| EXERCISE PROMPT |
Copy every line from the data below in which the string "skal" can be found.

--- start RAW DATA ---

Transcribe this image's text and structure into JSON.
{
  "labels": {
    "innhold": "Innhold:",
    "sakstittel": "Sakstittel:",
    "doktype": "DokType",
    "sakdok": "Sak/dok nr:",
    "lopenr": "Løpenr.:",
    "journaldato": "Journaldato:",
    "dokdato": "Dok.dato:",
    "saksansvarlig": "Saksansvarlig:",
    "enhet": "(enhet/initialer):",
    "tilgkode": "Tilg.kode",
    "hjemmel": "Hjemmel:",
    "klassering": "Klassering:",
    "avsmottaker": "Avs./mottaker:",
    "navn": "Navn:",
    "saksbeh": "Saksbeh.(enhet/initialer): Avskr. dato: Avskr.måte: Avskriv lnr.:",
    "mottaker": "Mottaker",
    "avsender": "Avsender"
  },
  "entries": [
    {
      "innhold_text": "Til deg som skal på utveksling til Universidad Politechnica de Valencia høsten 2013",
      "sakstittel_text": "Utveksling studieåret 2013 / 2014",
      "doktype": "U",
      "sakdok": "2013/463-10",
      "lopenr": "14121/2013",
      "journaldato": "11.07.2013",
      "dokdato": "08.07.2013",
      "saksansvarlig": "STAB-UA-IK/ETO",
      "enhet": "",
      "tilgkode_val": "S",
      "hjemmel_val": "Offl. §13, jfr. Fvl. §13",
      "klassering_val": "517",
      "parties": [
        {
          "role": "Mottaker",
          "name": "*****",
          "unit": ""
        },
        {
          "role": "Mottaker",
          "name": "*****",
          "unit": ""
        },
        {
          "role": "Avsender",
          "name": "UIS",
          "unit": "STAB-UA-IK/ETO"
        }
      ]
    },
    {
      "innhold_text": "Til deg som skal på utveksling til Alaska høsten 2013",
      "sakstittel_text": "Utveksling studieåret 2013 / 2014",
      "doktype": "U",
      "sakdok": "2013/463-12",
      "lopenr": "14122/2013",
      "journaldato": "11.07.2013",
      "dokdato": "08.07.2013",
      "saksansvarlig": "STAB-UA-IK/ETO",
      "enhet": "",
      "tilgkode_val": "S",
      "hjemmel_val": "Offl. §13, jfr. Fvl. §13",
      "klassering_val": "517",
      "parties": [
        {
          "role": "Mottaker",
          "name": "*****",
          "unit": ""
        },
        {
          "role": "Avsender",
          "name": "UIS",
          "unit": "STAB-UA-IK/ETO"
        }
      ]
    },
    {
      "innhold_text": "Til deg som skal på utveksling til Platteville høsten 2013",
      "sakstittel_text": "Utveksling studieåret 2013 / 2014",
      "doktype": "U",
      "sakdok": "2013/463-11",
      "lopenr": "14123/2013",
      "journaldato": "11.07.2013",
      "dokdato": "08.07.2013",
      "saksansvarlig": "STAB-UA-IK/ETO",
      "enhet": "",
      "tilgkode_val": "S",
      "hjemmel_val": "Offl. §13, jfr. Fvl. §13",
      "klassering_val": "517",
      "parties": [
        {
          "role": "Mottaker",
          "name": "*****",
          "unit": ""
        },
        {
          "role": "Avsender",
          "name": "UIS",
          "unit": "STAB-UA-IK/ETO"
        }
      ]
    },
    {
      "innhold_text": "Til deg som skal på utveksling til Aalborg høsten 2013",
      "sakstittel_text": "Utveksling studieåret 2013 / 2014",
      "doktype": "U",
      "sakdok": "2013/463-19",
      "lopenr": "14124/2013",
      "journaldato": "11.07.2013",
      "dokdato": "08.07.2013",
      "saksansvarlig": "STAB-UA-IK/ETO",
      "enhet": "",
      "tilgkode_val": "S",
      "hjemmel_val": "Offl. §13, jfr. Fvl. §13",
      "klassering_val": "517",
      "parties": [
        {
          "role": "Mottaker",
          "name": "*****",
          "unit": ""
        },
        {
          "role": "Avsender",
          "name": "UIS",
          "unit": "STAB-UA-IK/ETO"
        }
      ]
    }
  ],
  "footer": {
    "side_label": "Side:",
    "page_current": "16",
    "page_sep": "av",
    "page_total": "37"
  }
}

--- end RAW DATA ---

| SOLUTION |
      "innhold_text": "Til deg som skal på utveksling til Universidad Politechnica de Valencia høsten 2013",
      "innhold_text": "Til deg som skal på utveksling til Alaska høsten 2013",
      "innhold_text": "Til deg som skal på utveksling til Platteville høsten 2013",
      "innhold_text": "Til deg som skal på utveksling til Aalborg høsten 2013",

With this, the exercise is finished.